Exactly as written, please set down all of the entries again, with no pictures.

___ Data lines ___

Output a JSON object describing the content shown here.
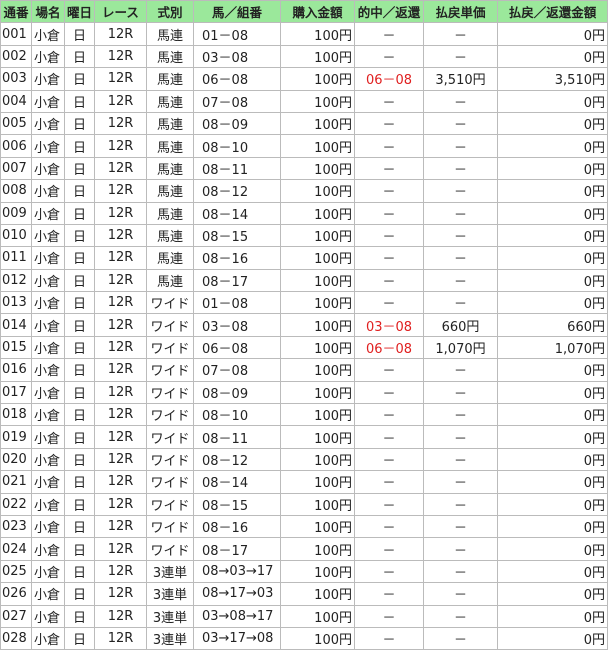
{
  "table": {
    "headers": [
      "通番",
      "場名",
      "曜日",
      "レース",
      "式別",
      "馬／組番",
      "購入金額",
      "的中／返還",
      "払戻単価",
      "払戻／返還金額"
    ],
    "rows": [
      [
        "001",
        "小倉",
        "日",
        "12R",
        "馬連",
        "01－08",
        "100円",
        "－",
        "－",
        "0円"
      ],
      [
        "002",
        "小倉",
        "日",
        "12R",
        "馬連",
        "03－08",
        "100円",
        "－",
        "－",
        "0円"
      ],
      [
        "003",
        "小倉",
        "日",
        "12R",
        "馬連",
        "06－08",
        "100円",
        "06－08",
        "3,510円",
        "3,510円"
      ],
      [
        "004",
        "小倉",
        "日",
        "12R",
        "馬連",
        "07－08",
        "100円",
        "－",
        "－",
        "0円"
      ],
      [
        "005",
        "小倉",
        "日",
        "12R",
        "馬連",
        "08－09",
        "100円",
        "－",
        "－",
        "0円"
      ],
      [
        "006",
        "小倉",
        "日",
        "12R",
        "馬連",
        "08－10",
        "100円",
        "－",
        "－",
        "0円"
      ],
      [
        "007",
        "小倉",
        "日",
        "12R",
        "馬連",
        "08－11",
        "100円",
        "－",
        "－",
        "0円"
      ],
      [
        "008",
        "小倉",
        "日",
        "12R",
        "馬連",
        "08－12",
        "100円",
        "－",
        "－",
        "0円"
      ],
      [
        "009",
        "小倉",
        "日",
        "12R",
        "馬連",
        "08－14",
        "100円",
        "－",
        "－",
        "0円"
      ],
      [
        "010",
        "小倉",
        "日",
        "12R",
        "馬連",
        "08－15",
        "100円",
        "－",
        "－",
        "0円"
      ],
      [
        "011",
        "小倉",
        "日",
        "12R",
        "馬連",
        "08－16",
        "100円",
        "－",
        "－",
        "0円"
      ],
      [
        "012",
        "小倉",
        "日",
        "12R",
        "馬連",
        "08－17",
        "100円",
        "－",
        "－",
        "0円"
      ],
      [
        "013",
        "小倉",
        "日",
        "12R",
        "ワイド",
        "01－08",
        "100円",
        "－",
        "－",
        "0円"
      ],
      [
        "014",
        "小倉",
        "日",
        "12R",
        "ワイド",
        "03－08",
        "100円",
        "03－08",
        "660円",
        "660円"
      ],
      [
        "015",
        "小倉",
        "日",
        "12R",
        "ワイド",
        "06－08",
        "100円",
        "06－08",
        "1,070円",
        "1,070円"
      ],
      [
        "016",
        "小倉",
        "日",
        "12R",
        "ワイド",
        "07－08",
        "100円",
        "－",
        "－",
        "0円"
      ],
      [
        "017",
        "小倉",
        "日",
        "12R",
        "ワイド",
        "08－09",
        "100円",
        "－",
        "－",
        "0円"
      ],
      [
        "018",
        "小倉",
        "日",
        "12R",
        "ワイド",
        "08－10",
        "100円",
        "－",
        "－",
        "0円"
      ],
      [
        "019",
        "小倉",
        "日",
        "12R",
        "ワイド",
        "08－11",
        "100円",
        "－",
        "－",
        "0円"
      ],
      [
        "020",
        "小倉",
        "日",
        "12R",
        "ワイド",
        "08－12",
        "100円",
        "－",
        "－",
        "0円"
      ],
      [
        "021",
        "小倉",
        "日",
        "12R",
        "ワイド",
        "08－14",
        "100円",
        "－",
        "－",
        "0円"
      ],
      [
        "022",
        "小倉",
        "日",
        "12R",
        "ワイド",
        "08－15",
        "100円",
        "－",
        "－",
        "0円"
      ],
      [
        "023",
        "小倉",
        "日",
        "12R",
        "ワイド",
        "08－16",
        "100円",
        "－",
        "－",
        "0円"
      ],
      [
        "024",
        "小倉",
        "日",
        "12R",
        "ワイド",
        "08－17",
        "100円",
        "－",
        "－",
        "0円"
      ],
      [
        "025",
        "小倉",
        "日",
        "12R",
        "3連単",
        "08→03→17",
        "100円",
        "－",
        "－",
        "0円"
      ],
      [
        "026",
        "小倉",
        "日",
        "12R",
        "3連単",
        "08→17→03",
        "100円",
        "－",
        "－",
        "0円"
      ],
      [
        "027",
        "小倉",
        "日",
        "12R",
        "3連単",
        "03→08→17",
        "100円",
        "－",
        "－",
        "0円"
      ],
      [
        "028",
        "小倉",
        "日",
        "12R",
        "3連単",
        "03→17→08",
        "100円",
        "－",
        "－",
        "0円"
      ]
    ]
  },
  "colors": {
    "header_bg": "#9be89b",
    "hit_text": "#e02020"
  }
}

___

**Result for this exercise:**
Output a JSON object describing the content shown here.
{
  "table": {
    "headers": [
      "通番",
      "場名",
      "曜日",
      "レース",
      "式別",
      "馬／組番",
      "購入金額",
      "的中／返還",
      "払戻単価",
      "払戻／返還金額"
    ],
    "rows": [
      [
        "001",
        "小倉",
        "日",
        "12R",
        "馬連",
        "01－08",
        "100円",
        "－",
        "－",
        "0円"
      ],
      [
        "002",
        "小倉",
        "日",
        "12R",
        "馬連",
        "03－08",
        "100円",
        "－",
        "－",
        "0円"
      ],
      [
        "003",
        "小倉",
        "日",
        "12R",
        "馬連",
        "06－08",
        "100円",
        "06－08",
        "3,510円",
        "3,510円"
      ],
      [
        "004",
        "小倉",
        "日",
        "12R",
        "馬連",
        "07－08",
        "100円",
        "－",
        "－",
        "0円"
      ],
      [
        "005",
        "小倉",
        "日",
        "12R",
        "馬連",
        "08－09",
        "100円",
        "－",
        "－",
        "0円"
      ],
      [
        "006",
        "小倉",
        "日",
        "12R",
        "馬連",
        "08－10",
        "100円",
        "－",
        "－",
        "0円"
      ],
      [
        "007",
        "小倉",
        "日",
        "12R",
        "馬連",
        "08－11",
        "100円",
        "－",
        "－",
        "0円"
      ],
      [
        "008",
        "小倉",
        "日",
        "12R",
        "馬連",
        "08－12",
        "100円",
        "－",
        "－",
        "0円"
      ],
      [
        "009",
        "小倉",
        "日",
        "12R",
        "馬連",
        "08－14",
        "100円",
        "－",
        "－",
        "0円"
      ],
      [
        "010",
        "小倉",
        "日",
        "12R",
        "馬連",
        "08－15",
        "100円",
        "－",
        "－",
        "0円"
      ],
      [
        "011",
        "小倉",
        "日",
        "12R",
        "馬連",
        "08－16",
        "100円",
        "－",
        "－",
        "0円"
      ],
      [
        "012",
        "小倉",
        "日",
        "12R",
        "馬連",
        "08－17",
        "100円",
        "－",
        "－",
        "0円"
      ],
      [
        "013",
        "小倉",
        "日",
        "12R",
        "ワイド",
        "01－08",
        "100円",
        "－",
        "－",
        "0円"
      ],
      [
        "014",
        "小倉",
        "日",
        "12R",
        "ワイド",
        "03－08",
        "100円",
        "03－08",
        "660円",
        "660円"
      ],
      [
        "015",
        "小倉",
        "日",
        "12R",
        "ワイド",
        "06－08",
        "100円",
        "06－08",
        "1,070円",
        "1,070円"
      ],
      [
        "016",
        "小倉",
        "日",
        "12R",
        "ワイド",
        "07－08",
        "100円",
        "－",
        "－",
        "0円"
      ],
      [
        "017",
        "小倉",
        "日",
        "12R",
        "ワイド",
        "08－09",
        "100円",
        "－",
        "－",
        "0円"
      ],
      [
        "018",
        "小倉",
        "日",
        "12R",
        "ワイド",
        "08－10",
        "100円",
        "－",
        "－",
        "0円"
      ],
      [
        "019",
        "小倉",
        "日",
        "12R",
        "ワイド",
        "08－11",
        "100円",
        "－",
        "－",
        "0円"
      ],
      [
        "020",
        "小倉",
        "日",
        "12R",
        "ワイド",
        "08－12",
        "100円",
        "－",
        "－",
        "0円"
      ],
      [
        "021",
        "小倉",
        "日",
        "12R",
        "ワイド",
        "08－14",
        "100円",
        "－",
        "－",
        "0円"
      ],
      [
        "022",
        "小倉",
        "日",
        "12R",
        "ワイド",
        "08－15",
        "100円",
        "－",
        "－",
        "0円"
      ],
      [
        "023",
        "小倉",
        "日",
        "12R",
        "ワイド",
        "08－16",
        "100円",
        "－",
        "－",
        "0円"
      ],
      [
        "024",
        "小倉",
        "日",
        "12R",
        "ワイド",
        "08－17",
        "100円",
        "－",
        "－",
        "0円"
      ],
      [
        "025",
        "小倉",
        "日",
        "12R",
        "3連単",
        "08→03→17",
        "100円",
        "－",
        "－",
        "0円"
      ],
      [
        "026",
        "小倉",
        "日",
        "12R",
        "3連単",
        "08→17→03",
        "100円",
        "－",
        "－",
        "0円"
      ],
      [
        "027",
        "小倉",
        "日",
        "12R",
        "3連単",
        "03→08→17",
        "100円",
        "－",
        "－",
        "0円"
      ],
      [
        "028",
        "小倉",
        "日",
        "12R",
        "3連単",
        "03→17→08",
        "100円",
        "－",
        "－",
        "0円"
      ]
    ]
  },
  "colors": {
    "header_bg": "#9be89b",
    "hit_text": "#e02020"
  }
}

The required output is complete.